→ **Task directions**
Your task is to print all of the material verbatim.

→ **Information shown**

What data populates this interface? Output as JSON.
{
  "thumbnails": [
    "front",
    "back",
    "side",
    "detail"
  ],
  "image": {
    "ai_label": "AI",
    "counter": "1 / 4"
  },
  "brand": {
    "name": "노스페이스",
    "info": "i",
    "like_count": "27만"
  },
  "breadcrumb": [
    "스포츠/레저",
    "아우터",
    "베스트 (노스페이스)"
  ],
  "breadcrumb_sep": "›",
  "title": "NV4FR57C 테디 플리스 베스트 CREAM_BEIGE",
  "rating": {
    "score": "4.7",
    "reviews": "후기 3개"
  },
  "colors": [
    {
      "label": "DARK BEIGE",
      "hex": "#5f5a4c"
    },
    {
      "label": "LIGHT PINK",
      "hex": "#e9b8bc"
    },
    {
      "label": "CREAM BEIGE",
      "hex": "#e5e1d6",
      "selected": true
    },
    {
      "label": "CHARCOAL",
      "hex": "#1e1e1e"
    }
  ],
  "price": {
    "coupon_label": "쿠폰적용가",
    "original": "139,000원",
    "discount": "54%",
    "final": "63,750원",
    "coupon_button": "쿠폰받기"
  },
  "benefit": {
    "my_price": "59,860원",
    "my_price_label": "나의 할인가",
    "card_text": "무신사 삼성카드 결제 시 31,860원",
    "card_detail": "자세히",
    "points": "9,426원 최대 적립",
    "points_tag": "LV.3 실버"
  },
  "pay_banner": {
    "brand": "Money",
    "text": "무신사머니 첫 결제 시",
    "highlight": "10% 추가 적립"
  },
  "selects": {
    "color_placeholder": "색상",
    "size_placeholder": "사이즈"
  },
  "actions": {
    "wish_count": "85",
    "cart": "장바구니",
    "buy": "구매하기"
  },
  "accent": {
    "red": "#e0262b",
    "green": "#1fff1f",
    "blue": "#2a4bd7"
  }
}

→ **Result for this task**
What data populates this interface? Output as JSON.
{
  "thumbnails": [
    "front",
    "back",
    "side",
    "detail"
  ],
  "image": {
    "ai_label": "AI",
    "counter": "1 / 4"
  },
  "brand": {
    "name": "노스페이스",
    "info": "i",
    "like_count": "27만"
  },
  "breadcrumb": [
    "스포츠/레저",
    "아우터",
    "베스트 (노스페이스)"
  ],
  "breadcrumb_sep": "›",
  "title": "NV4FR57C 테디 플리스 베스트 CREAM_BEIGE",
  "rating": {
    "score": "4.7",
    "reviews": "후기 3개"
  },
  "colors": [
    {
      "label": "DARK BEIGE",
      "hex": "#5f5a4c"
    },
    {
      "label": "LIGHT PINK",
      "hex": "#e9b8bc"
    },
    {
      "label": "CREAM BEIGE",
      "hex": "#e5e1d6",
      "selected": true
    },
    {
      "label": "CHARCOAL",
      "hex": "#1e1e1e"
    }
  ],
  "price": {
    "coupon_label": "쿠폰적용가",
    "original": "139,000원",
    "discount": "54%",
    "final": "63,750원",
    "coupon_button": "쿠폰받기"
  },
  "benefit": {
    "my_price": "59,860원",
    "my_price_label": "나의 할인가",
    "card_text": "무신사 삼성카드 결제 시 31,860원",
    "card_detail": "자세히",
    "points": "9,426원 최대 적립",
    "points_tag": "LV.3 실버"
  },
  "pay_banner": {
    "brand": "Money",
    "text": "무신사머니 첫 결제 시",
    "highlight": "10% 추가 적립"
  },
  "selects": {
    "color_placeholder": "색상",
    "size_placeholder": "사이즈"
  },
  "actions": {
    "wish_count": "85",
    "cart": "장바구니",
    "buy": "구매하기"
  },
  "accent": {
    "red": "#e0262b",
    "green": "#1fff1f",
    "blue": "#2a4bd7"
  }
}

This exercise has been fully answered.